▶ **STATED PROBLEM**:
Reproduce each of the following lines of data word for word, keeping every character and the original order.
--- BEGIN INFORMATION SHOWN ---
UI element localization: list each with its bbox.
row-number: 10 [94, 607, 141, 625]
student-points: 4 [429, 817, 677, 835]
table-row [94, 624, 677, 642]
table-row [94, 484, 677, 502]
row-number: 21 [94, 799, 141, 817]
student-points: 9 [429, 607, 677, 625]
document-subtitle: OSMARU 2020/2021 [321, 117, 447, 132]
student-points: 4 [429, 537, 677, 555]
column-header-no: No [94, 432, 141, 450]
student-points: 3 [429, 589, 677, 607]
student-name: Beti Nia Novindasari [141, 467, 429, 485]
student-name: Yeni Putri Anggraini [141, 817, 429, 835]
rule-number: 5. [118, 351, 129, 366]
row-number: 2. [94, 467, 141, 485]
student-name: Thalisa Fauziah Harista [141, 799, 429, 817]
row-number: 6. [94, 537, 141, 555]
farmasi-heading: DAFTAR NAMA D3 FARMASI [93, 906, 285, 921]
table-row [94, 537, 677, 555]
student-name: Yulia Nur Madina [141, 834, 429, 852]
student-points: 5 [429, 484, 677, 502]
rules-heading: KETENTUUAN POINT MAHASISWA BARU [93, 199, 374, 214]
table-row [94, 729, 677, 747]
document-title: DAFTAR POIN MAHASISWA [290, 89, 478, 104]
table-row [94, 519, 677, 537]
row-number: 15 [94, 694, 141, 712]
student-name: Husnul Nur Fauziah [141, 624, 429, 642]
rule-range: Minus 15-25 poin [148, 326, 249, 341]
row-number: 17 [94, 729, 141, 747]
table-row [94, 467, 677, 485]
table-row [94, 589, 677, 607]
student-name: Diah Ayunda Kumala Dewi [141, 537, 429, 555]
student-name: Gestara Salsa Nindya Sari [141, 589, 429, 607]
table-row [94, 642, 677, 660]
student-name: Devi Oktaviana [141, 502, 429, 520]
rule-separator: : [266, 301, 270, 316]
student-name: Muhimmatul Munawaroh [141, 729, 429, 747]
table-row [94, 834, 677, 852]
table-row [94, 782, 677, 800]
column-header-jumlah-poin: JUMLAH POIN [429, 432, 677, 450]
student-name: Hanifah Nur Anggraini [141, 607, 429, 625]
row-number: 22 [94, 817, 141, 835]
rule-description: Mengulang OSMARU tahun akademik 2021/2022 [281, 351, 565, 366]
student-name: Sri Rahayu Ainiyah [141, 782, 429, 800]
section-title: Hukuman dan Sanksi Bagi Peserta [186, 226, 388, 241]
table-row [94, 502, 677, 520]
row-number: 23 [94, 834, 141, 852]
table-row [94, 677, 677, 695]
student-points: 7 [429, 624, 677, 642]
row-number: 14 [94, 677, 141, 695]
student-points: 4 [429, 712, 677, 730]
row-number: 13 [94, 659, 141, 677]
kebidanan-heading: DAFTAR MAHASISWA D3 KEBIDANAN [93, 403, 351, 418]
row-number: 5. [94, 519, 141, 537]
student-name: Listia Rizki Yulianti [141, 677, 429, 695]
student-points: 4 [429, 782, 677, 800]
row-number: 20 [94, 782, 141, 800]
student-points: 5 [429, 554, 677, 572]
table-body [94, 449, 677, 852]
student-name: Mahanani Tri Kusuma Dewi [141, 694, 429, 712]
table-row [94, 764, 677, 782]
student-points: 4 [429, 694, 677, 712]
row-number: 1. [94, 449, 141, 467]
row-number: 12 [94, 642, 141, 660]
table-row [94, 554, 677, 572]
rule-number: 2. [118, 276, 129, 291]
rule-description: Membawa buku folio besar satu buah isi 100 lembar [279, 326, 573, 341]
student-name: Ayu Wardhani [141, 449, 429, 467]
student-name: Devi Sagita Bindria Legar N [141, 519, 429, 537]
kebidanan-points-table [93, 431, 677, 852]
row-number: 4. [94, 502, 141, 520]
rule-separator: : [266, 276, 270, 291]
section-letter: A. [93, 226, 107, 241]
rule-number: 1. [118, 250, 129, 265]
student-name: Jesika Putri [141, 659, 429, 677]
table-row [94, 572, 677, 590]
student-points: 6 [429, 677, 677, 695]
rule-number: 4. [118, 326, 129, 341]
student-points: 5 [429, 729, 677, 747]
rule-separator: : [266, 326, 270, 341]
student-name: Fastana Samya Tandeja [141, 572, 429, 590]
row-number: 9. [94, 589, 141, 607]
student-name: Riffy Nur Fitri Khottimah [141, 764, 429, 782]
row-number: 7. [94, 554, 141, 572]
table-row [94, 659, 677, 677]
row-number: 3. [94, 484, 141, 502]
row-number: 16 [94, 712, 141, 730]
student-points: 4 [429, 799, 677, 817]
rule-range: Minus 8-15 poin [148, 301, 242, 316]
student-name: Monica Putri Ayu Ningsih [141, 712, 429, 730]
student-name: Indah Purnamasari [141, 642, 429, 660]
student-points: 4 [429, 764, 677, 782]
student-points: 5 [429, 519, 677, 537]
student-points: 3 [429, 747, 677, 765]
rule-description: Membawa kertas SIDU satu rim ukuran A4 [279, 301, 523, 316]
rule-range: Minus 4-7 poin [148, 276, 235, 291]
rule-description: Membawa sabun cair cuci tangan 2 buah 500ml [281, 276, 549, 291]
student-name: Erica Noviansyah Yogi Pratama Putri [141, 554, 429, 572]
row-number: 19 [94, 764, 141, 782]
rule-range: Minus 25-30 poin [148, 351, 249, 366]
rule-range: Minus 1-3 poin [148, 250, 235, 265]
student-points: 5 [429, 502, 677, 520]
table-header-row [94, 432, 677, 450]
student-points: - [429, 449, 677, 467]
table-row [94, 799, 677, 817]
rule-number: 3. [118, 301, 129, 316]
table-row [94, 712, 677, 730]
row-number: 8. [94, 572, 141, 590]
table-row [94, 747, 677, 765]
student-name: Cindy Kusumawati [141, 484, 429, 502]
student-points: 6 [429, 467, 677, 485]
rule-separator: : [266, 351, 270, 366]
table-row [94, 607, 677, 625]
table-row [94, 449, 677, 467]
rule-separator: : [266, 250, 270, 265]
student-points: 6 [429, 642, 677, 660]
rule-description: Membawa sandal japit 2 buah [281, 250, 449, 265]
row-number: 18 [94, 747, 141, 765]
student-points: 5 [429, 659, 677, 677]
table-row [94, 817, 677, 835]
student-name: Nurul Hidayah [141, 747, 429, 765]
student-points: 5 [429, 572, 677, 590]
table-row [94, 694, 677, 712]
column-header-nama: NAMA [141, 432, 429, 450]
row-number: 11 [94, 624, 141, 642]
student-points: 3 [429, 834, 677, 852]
--- END INFORMATION SHOWN ---
▶ **RESULT FOR THIS EXERCISE**:
UI element localization: list each with its bbox.
row-number: 10 [94, 607, 141, 625]
student-points: 4 [429, 817, 677, 835]
table-row [94, 624, 677, 642]
table-row [94, 484, 677, 502]
row-number: 21 [94, 799, 141, 817]
student-points: 9 [429, 607, 677, 625]
document-subtitle: OSMARU 2020/2021 [321, 117, 447, 132]
student-points: 4 [429, 537, 677, 555]
column-header-no: No [94, 432, 141, 450]
student-points: 3 [429, 589, 677, 607]
student-name: Beti Nia Novindasari [141, 467, 429, 485]
student-name: Yeni Putri Anggraini [141, 817, 429, 835]
rule-number: 5. [118, 351, 129, 366]
row-number: 2. [94, 467, 141, 485]
student-name: Thalisa Fauziah Harista [141, 799, 429, 817]
row-number: 6. [94, 537, 141, 555]
farmasi-heading: DAFTAR NAMA D3 FARMASI [93, 906, 285, 921]
table-row [94, 537, 677, 555]
student-name: Yulia Nur Madina [141, 834, 429, 852]
student-points: 5 [429, 484, 677, 502]
rules-heading: KETENTUUAN POINT MAHASISWA BARU [93, 199, 374, 214]
table-row [94, 729, 677, 747]
document-title: DAFTAR POIN MAHASISWA [290, 89, 478, 104]
table-row [94, 519, 677, 537]
row-number: 15 [94, 694, 141, 712]
student-name: Husnul Nur Fauziah [141, 624, 429, 642]
rule-range: Minus 15-25 poin [148, 326, 249, 341]
row-number: 17 [94, 729, 141, 747]
table-row [94, 467, 677, 485]
table-row [94, 589, 677, 607]
student-name: Diah Ayunda Kumala Dewi [141, 537, 429, 555]
student-name: Gestara Salsa Nindya Sari [141, 589, 429, 607]
table-row [94, 642, 677, 660]
student-name: Devi Oktaviana [141, 502, 429, 520]
rule-separator: : [266, 301, 270, 316]
student-name: Muhimmatul Munawaroh [141, 729, 429, 747]
table-row [94, 834, 677, 852]
table-row [94, 782, 677, 800]
column-header-jumlah-poin: JUMLAH POIN [429, 432, 677, 450]
student-name: Hanifah Nur Anggraini [141, 607, 429, 625]
row-number: 22 [94, 817, 141, 835]
rule-description: Mengulang OSMARU tahun akademik 2021/2022 [281, 351, 565, 366]
student-name: Sri Rahayu Ainiyah [141, 782, 429, 800]
section-title: Hukuman dan Sanksi Bagi Peserta [186, 226, 388, 241]
table-row [94, 502, 677, 520]
row-number: 23 [94, 834, 141, 852]
table-row [94, 677, 677, 695]
student-points: 7 [429, 624, 677, 642]
row-number: 14 [94, 677, 141, 695]
student-points: 4 [429, 712, 677, 730]
row-number: 13 [94, 659, 141, 677]
kebidanan-heading: DAFTAR MAHASISWA D3 KEBIDANAN [93, 403, 351, 418]
row-number: 5. [94, 519, 141, 537]
student-name: Listia Rizki Yulianti [141, 677, 429, 695]
student-points: 4 [429, 782, 677, 800]
row-number: 20 [94, 782, 141, 800]
student-points: 5 [429, 554, 677, 572]
table-body [94, 449, 677, 852]
student-name: Mahanani Tri Kusuma Dewi [141, 694, 429, 712]
table-row [94, 764, 677, 782]
student-points: 4 [429, 694, 677, 712]
row-number: 1. [94, 449, 141, 467]
row-number: 12 [94, 642, 141, 660]
table-row [94, 554, 677, 572]
rule-number: 2. [118, 276, 129, 291]
rule-description: Membawa buku folio besar satu buah isi 100 lembar [279, 326, 573, 341]
student-name: Ayu Wardhani [141, 449, 429, 467]
student-name: Devi Sagita Bindria Legar N [141, 519, 429, 537]
kebidanan-points-table [93, 431, 677, 852]
row-number: 4. [94, 502, 141, 520]
rule-separator: : [266, 276, 270, 291]
section-letter: A. [93, 226, 107, 241]
rule-number: 1. [118, 250, 129, 265]
student-name: Jesika Putri [141, 659, 429, 677]
table-row [94, 572, 677, 590]
student-points: 6 [429, 677, 677, 695]
rule-number: 4. [118, 326, 129, 341]
student-points: 5 [429, 729, 677, 747]
rule-separator: : [266, 326, 270, 341]
student-name: Fastana Samya Tandeja [141, 572, 429, 590]
row-number: 9. [94, 589, 141, 607]
student-name: Riffy Nur Fitri Khottimah [141, 764, 429, 782]
row-number: 7. [94, 554, 141, 572]
table-row [94, 659, 677, 677]
row-number: 3. [94, 484, 141, 502]
row-number: 16 [94, 712, 141, 730]
student-points: 4 [429, 799, 677, 817]
rule-range: Minus 8-15 poin [148, 301, 242, 316]
student-name: Monica Putri Ayu Ningsih [141, 712, 429, 730]
student-name: Indah Purnamasari [141, 642, 429, 660]
student-points: 4 [429, 764, 677, 782]
student-points: 5 [429, 519, 677, 537]
student-points: 3 [429, 747, 677, 765]
rule-description: Membawa kertas SIDU satu rim ukuran A4 [279, 301, 523, 316]
rule-range: Minus 4-7 poin [148, 276, 235, 291]
rule-description: Membawa sabun cair cuci tangan 2 buah 500ml [281, 276, 549, 291]
student-name: Erica Noviansyah Yogi Pratama Putri [141, 554, 429, 572]
row-number: 19 [94, 764, 141, 782]
rule-range: Minus 25-30 poin [148, 351, 249, 366]
rule-range: Minus 1-3 poin [148, 250, 235, 265]
student-points: 5 [429, 502, 677, 520]
table-header-row [94, 432, 677, 450]
student-points: - [429, 449, 677, 467]
table-row [94, 799, 677, 817]
rule-number: 3. [118, 301, 129, 316]
table-row [94, 712, 677, 730]
row-number: 8. [94, 572, 141, 590]
table-row [94, 747, 677, 765]
student-name: Cindy Kusumawati [141, 484, 429, 502]
student-points: 6 [429, 467, 677, 485]
rule-separator: : [266, 351, 270, 366]
table-row [94, 607, 677, 625]
table-row [94, 449, 677, 467]
rule-separator: : [266, 250, 270, 265]
student-points: 6 [429, 642, 677, 660]
rule-description: Membawa sandal japit 2 buah [281, 250, 449, 265]
row-number: 18 [94, 747, 141, 765]
student-points: 5 [429, 659, 677, 677]
table-row [94, 817, 677, 835]
student-name: Nurul Hidayah [141, 747, 429, 765]
student-points: 5 [429, 572, 677, 590]
table-row [94, 694, 677, 712]
column-header-nama: NAMA [141, 432, 429, 450]
row-number: 11 [94, 624, 141, 642]
student-points: 3 [429, 834, 677, 852]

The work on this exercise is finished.